**What to work on**: Would you copy all lines in the data that contain the word "August"?

**Saved data entries**:
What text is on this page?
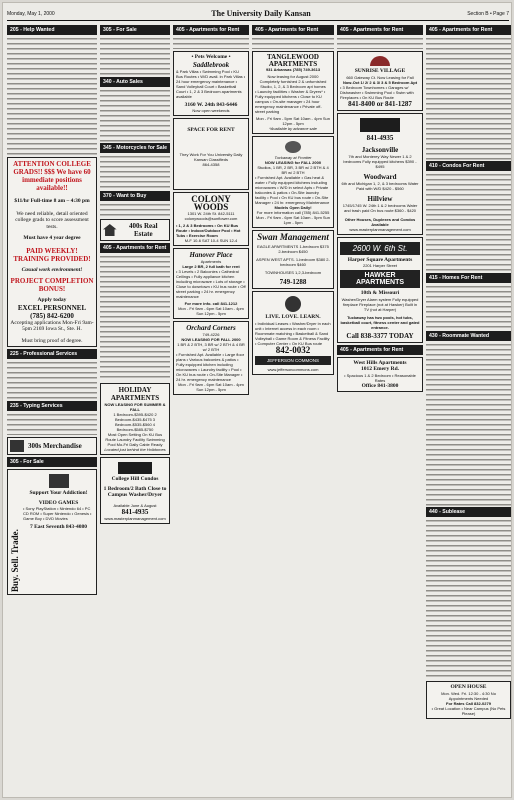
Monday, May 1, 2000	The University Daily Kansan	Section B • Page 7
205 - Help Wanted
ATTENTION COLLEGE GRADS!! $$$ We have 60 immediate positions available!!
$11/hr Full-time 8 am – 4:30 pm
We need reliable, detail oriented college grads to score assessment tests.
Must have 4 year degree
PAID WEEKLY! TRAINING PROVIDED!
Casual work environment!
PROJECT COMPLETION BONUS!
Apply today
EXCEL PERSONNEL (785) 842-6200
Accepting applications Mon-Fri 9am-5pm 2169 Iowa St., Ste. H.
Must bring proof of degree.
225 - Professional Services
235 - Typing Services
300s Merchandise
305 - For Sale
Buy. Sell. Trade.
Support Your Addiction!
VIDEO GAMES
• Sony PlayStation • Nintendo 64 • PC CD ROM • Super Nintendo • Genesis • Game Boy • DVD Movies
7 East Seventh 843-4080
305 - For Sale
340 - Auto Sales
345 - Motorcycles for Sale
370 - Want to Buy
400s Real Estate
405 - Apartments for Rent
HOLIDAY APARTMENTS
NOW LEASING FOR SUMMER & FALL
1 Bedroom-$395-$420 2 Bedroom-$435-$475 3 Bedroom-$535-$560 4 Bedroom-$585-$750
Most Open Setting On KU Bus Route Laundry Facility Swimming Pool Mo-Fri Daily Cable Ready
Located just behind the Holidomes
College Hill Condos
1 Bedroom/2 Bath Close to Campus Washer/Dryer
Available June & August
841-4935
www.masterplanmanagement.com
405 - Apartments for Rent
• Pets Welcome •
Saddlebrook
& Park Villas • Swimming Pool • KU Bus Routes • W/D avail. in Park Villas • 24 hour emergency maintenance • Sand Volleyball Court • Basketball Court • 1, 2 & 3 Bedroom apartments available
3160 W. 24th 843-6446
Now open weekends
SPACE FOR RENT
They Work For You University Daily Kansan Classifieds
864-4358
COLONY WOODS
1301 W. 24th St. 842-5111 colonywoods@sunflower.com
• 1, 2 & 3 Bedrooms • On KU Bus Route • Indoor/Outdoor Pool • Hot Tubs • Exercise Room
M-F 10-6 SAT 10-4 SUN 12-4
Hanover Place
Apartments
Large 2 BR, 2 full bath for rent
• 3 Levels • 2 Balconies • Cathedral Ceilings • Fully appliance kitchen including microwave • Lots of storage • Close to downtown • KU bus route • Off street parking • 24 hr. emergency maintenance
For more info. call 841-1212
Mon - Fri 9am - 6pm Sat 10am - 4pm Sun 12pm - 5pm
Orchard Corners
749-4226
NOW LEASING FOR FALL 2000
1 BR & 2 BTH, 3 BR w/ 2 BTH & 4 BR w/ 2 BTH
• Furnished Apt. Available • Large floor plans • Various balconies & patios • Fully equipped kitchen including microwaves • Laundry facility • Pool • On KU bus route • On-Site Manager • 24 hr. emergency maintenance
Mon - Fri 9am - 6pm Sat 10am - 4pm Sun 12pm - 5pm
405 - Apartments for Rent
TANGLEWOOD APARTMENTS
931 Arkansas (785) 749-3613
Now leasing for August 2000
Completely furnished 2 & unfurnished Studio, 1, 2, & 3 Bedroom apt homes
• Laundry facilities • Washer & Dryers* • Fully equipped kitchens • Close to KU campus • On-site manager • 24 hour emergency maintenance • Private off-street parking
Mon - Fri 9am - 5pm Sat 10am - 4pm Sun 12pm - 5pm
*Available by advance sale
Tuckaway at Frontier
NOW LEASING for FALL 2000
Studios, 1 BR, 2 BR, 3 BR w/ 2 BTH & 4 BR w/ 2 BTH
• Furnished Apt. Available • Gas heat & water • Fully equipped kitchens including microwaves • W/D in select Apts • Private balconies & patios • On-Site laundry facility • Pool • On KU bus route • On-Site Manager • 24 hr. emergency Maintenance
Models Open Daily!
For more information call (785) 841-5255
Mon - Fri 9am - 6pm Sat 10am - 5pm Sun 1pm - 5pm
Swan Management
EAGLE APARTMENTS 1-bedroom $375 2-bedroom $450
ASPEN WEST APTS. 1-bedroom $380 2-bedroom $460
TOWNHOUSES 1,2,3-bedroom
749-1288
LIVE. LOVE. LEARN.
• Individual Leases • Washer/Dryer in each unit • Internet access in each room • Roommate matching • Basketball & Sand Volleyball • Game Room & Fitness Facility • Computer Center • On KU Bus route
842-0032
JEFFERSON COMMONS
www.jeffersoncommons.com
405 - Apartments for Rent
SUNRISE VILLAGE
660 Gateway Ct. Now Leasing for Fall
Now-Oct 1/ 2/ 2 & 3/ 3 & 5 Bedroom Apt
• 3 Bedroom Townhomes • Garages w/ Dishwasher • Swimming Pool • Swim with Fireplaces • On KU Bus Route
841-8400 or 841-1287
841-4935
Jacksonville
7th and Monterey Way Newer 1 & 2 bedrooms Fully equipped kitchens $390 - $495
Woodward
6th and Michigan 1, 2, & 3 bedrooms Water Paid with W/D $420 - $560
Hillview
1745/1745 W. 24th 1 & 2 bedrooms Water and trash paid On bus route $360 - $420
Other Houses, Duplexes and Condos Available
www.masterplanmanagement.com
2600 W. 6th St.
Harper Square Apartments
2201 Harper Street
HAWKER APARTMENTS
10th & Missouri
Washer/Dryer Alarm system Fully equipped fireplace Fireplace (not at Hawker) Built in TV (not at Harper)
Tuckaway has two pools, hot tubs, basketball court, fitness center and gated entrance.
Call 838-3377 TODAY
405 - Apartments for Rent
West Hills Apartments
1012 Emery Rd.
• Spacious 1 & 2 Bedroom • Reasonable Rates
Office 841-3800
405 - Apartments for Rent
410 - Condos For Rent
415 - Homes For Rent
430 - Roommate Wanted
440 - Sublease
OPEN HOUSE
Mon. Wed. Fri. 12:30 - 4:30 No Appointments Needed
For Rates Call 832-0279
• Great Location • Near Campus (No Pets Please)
---
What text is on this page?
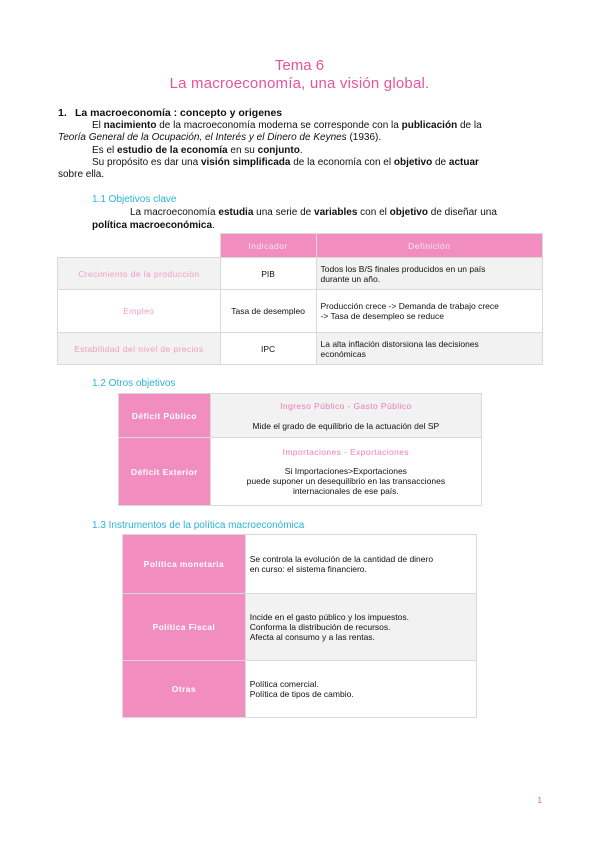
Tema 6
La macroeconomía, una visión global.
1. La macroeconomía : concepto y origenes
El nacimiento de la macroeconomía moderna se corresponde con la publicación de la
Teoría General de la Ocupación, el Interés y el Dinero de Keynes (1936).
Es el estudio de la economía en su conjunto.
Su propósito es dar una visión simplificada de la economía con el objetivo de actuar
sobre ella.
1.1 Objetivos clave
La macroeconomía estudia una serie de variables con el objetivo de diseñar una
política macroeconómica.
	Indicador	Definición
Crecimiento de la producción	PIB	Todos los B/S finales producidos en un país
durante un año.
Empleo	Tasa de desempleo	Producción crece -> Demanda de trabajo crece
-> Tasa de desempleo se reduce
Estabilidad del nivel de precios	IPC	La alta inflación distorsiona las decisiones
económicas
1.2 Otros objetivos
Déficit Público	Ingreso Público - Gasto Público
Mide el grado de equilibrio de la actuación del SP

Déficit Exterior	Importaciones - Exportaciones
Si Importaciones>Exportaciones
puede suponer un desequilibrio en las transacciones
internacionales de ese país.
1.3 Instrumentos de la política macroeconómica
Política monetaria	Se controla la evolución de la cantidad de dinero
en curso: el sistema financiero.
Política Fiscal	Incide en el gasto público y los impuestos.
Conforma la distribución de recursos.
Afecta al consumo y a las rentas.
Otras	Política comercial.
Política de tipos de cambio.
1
* * *
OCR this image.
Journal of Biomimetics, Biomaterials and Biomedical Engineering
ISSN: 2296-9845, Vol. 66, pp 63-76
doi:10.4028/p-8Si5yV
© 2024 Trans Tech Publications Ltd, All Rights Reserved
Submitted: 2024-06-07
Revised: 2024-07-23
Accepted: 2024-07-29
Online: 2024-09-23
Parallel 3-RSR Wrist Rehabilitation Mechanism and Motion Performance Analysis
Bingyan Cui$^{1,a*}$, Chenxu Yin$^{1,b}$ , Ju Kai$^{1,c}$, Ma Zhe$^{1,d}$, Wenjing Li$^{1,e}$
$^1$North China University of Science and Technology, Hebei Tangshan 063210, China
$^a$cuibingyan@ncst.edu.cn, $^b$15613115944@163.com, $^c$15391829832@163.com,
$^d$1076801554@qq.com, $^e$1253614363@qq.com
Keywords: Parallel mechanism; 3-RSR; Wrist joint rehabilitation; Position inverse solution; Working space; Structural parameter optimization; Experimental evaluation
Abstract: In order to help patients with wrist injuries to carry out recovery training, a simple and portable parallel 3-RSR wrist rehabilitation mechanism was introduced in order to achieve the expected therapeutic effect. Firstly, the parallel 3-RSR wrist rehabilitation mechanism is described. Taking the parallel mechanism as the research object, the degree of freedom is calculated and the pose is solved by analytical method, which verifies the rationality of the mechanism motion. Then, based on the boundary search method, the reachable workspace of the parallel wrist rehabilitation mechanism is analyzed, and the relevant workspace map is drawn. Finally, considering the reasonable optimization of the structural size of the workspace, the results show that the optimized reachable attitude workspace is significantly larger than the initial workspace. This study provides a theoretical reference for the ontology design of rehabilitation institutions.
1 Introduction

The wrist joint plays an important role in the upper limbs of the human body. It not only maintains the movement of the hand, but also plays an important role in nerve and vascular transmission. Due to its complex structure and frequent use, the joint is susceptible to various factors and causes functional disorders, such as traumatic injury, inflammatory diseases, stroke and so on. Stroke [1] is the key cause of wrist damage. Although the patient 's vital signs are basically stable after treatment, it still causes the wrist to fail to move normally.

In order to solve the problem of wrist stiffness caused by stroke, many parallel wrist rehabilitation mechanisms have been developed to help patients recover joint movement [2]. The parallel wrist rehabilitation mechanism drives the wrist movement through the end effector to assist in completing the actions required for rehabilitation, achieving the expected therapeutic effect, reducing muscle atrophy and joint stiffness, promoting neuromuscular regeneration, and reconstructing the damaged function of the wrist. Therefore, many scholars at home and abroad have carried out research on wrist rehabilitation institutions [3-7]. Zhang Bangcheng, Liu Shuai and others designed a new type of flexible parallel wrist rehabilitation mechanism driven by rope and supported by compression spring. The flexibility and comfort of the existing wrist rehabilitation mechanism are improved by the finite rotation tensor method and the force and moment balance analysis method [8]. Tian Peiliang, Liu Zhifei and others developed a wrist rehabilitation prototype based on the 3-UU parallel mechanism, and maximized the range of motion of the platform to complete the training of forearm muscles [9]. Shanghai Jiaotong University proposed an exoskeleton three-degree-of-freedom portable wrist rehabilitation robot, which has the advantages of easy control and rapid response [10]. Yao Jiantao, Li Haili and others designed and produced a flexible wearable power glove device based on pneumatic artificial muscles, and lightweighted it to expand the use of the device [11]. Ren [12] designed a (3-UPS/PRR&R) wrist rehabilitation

**Your solution**:
Available June & August
Now leasing for August 2000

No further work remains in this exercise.